O Poder do Discurso {Preto}
E o Poder das Narrativas, das Poesias, das Epistemes, dos Imaginários, das Memórias {Pretos}
“Todas as lutas são, essencialmente, lutas sobre poder.”
“Comecei a escrever sobre poder, porque era algo que eu tinha muito pouco.”
Octavia E. Butler em ‘Kindred: Laços de Sangue’
“Por mais que aparentemente o discurso seja pouco importante, as interdições que o atingem logo e depressa revelam a sua ligação com o desejo e com o poder. E o que há de surpreendente nisso, já que o discurso — como a psicanálise nos demostrou — não é simplesmente o que manifesta (ou oculta) o desejo; é também o que é o objeto do desejo; e já que — a história não cessa de nos indicar — o discurso não é simplesmente o que traduz as lutas ou os sistemas de dominação, mas aquilo por que, aquilo pelo que se luta, o poder do qual procuramos apoderar-nos.”
Michel Foucault, em ‘A Ordem do Discurso’
Sobre discursos e poder: qual a diferença sensível entre Octavia E. Butler e Michel Foucault, quando analisam discurso e poder?
É evidente: o lugar de onde enunciam suas análises e como experimentam o poder — ou a falta dele.
O #NovembroNegro de 2019 se constrói desafiando discursos e narrativas hegemônicos, a partir de produções negras do sul do mundo exemplares, vanguardistas, colocando “tudo isso que está aí” em oposição ao NOVO, ao devir preto que representam.
Não exagero em dizer que, em um dos piores cenários históricos mundiais possíveis, existem campos do pensamento e do fazer tecnológico, científico e artístico negros em intensa profusão na cidade do Rio e em todo o Brasil. Promovem centralidade e repercussão importantes ao nosso empoderamento, enquanto protagonistas de movimentações cruciais que garantem nossas (re)existências.

● **Instrução de trabalho**: Reescreva a parte do trecho selecionado que se abre com as palavras "Michel Foucault, em" e se fecha com "discurso e poder?", substituindo "diferença" por "distinção".

● **Entradas listadas**:
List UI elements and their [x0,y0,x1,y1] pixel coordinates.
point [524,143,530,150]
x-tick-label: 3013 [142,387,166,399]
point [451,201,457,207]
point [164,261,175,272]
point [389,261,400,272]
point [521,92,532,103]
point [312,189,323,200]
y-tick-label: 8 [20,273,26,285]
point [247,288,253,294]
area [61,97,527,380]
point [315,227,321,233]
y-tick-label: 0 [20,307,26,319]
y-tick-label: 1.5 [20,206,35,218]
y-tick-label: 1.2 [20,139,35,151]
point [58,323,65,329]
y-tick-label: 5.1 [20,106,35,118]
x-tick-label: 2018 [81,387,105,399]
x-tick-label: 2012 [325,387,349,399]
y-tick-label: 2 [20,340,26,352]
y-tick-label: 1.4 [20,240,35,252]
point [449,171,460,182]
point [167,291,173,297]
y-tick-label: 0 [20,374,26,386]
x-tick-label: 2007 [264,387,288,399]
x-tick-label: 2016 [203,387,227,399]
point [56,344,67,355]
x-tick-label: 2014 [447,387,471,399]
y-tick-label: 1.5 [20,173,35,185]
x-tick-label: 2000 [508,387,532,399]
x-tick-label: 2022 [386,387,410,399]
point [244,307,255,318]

● **Resposta do exercício**:
Michel Foucault, em ‘A Ordem do Discurso’
Sobre discursos e poder: qual a distinção sensível entre Octavia E. Butler e Michel Foucault, quando analisam discurso e poder?